Data entries:
_ _ _

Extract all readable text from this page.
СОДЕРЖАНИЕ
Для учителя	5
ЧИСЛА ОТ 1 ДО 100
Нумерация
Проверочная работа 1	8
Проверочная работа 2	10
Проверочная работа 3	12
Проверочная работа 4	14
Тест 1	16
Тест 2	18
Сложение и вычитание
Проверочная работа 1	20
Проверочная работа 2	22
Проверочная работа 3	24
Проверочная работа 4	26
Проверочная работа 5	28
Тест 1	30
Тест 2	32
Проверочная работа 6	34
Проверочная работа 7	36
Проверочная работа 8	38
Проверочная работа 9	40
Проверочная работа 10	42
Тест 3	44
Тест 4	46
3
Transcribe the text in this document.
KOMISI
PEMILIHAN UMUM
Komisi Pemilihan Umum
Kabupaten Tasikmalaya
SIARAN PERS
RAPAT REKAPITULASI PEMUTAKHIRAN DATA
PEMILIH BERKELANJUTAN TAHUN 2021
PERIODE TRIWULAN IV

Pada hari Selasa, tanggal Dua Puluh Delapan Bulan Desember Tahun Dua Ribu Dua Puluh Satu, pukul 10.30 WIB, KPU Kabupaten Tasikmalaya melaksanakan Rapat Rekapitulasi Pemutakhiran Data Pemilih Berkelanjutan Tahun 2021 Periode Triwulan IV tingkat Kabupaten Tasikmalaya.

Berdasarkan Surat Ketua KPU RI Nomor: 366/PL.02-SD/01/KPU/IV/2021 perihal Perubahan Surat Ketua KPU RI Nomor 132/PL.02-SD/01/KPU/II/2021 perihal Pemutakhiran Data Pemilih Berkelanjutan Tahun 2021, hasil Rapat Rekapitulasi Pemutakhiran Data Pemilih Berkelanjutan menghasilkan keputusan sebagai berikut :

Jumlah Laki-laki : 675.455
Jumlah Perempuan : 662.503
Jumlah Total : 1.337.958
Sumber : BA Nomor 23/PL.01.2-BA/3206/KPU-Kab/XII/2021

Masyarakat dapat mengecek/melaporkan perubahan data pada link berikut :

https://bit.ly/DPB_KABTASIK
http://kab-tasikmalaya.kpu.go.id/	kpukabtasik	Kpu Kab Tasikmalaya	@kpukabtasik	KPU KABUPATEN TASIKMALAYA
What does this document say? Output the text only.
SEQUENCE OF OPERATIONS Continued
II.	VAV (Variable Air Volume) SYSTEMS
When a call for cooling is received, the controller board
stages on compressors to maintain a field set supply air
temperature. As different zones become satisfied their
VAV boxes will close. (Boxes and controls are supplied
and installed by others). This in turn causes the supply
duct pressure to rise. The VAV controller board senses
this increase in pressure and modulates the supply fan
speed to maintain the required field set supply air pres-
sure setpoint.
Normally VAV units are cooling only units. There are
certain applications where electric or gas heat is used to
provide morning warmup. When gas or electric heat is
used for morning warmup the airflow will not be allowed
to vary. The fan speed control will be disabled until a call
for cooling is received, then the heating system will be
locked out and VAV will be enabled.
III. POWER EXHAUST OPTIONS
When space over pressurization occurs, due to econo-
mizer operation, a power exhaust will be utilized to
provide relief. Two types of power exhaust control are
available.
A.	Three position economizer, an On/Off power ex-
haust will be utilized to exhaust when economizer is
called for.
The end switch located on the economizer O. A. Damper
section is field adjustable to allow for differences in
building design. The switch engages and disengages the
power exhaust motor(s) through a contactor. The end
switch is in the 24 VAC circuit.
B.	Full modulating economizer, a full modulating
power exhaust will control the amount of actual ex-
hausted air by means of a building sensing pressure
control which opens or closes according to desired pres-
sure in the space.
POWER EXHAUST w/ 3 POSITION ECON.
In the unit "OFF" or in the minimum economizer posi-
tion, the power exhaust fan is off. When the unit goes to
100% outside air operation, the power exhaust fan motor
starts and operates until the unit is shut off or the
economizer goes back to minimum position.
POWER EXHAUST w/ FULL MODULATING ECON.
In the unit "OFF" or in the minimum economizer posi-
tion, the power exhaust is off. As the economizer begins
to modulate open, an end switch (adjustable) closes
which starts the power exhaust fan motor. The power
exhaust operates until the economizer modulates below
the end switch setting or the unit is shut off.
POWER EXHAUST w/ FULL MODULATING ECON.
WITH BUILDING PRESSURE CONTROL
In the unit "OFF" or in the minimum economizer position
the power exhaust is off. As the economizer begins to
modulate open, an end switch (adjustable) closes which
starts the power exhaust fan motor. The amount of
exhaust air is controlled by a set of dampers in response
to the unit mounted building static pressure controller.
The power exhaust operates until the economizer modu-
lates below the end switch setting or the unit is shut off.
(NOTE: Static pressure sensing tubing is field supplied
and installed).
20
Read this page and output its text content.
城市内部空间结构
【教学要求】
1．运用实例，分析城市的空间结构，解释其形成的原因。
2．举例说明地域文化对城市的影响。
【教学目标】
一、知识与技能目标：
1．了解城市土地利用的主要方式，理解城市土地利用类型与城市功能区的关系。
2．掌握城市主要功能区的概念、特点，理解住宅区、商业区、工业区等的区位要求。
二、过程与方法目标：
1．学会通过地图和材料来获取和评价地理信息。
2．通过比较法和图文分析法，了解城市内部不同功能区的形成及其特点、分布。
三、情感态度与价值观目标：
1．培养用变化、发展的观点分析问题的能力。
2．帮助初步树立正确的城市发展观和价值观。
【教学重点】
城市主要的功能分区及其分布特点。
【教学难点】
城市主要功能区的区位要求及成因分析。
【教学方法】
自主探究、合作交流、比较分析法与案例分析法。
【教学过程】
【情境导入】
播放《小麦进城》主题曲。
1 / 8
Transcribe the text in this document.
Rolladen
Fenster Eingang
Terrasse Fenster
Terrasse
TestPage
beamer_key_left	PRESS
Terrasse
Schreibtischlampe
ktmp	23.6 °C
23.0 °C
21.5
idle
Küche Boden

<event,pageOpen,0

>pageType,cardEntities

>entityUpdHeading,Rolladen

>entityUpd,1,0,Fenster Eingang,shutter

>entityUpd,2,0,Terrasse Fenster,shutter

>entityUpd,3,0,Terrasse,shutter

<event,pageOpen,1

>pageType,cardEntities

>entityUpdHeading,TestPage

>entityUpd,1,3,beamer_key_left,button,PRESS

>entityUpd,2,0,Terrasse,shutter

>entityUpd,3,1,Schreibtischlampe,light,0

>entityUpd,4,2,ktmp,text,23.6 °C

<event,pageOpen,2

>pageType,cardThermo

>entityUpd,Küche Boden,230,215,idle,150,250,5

_ _ _

# [What is being asked]
Identify which lines contain the word "until" and copy each one.

# [Written solution]
to vary. The fan speed control will be disabled until a call
starts and operates until the unit is shut off or the
exhaust operates until the economizer modulates below
The power exhaust operates until the economizer modu-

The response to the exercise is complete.